--- BEGIN Records for processing ---
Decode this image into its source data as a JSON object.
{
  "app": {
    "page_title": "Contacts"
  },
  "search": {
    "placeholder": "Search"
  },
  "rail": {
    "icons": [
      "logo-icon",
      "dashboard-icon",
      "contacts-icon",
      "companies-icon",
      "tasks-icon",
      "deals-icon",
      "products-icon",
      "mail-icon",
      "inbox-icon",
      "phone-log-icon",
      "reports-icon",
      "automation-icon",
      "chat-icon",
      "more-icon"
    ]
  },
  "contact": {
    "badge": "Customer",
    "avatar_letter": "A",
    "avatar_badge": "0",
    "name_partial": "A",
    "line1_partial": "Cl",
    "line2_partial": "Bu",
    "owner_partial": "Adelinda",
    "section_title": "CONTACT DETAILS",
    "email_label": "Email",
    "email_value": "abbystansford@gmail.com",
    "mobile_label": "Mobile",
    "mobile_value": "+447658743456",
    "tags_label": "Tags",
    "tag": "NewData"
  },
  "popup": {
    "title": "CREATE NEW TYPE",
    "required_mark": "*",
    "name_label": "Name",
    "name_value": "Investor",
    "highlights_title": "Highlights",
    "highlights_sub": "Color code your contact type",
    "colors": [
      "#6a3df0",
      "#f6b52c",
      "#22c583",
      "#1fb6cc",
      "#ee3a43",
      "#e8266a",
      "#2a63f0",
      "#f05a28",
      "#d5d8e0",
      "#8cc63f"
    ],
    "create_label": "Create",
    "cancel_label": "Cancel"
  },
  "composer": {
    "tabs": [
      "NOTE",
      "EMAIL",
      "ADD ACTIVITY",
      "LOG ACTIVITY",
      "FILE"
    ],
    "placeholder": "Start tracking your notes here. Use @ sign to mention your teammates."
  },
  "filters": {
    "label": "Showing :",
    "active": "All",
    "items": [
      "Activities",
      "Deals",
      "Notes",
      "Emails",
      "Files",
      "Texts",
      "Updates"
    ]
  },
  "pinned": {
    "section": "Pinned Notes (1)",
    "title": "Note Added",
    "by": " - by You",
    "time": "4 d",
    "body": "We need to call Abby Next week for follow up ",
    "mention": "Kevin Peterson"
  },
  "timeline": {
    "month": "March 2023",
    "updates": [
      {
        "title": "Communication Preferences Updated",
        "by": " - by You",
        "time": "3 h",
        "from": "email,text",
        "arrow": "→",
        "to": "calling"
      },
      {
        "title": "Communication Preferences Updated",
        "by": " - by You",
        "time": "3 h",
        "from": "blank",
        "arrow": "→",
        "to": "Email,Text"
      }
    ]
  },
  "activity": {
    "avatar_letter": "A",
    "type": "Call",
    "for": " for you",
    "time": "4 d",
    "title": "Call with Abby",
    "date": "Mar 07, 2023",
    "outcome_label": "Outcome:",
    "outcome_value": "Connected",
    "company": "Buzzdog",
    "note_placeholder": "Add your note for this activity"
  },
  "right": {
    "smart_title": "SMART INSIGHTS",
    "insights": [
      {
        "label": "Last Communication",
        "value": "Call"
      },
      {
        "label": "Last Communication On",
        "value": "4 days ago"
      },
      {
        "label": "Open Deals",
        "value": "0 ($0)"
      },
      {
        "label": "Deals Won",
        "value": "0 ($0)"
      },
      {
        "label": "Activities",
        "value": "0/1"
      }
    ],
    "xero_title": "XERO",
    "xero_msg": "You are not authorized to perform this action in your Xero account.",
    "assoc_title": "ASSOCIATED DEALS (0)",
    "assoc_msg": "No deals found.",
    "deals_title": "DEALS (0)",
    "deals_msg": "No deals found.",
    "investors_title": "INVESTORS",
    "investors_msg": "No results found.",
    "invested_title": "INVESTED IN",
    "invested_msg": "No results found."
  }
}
--- END Records for processing ---
Problem details – State how many lines of the listing above include the word "Last". Give nothing but the number.

Task answer – 2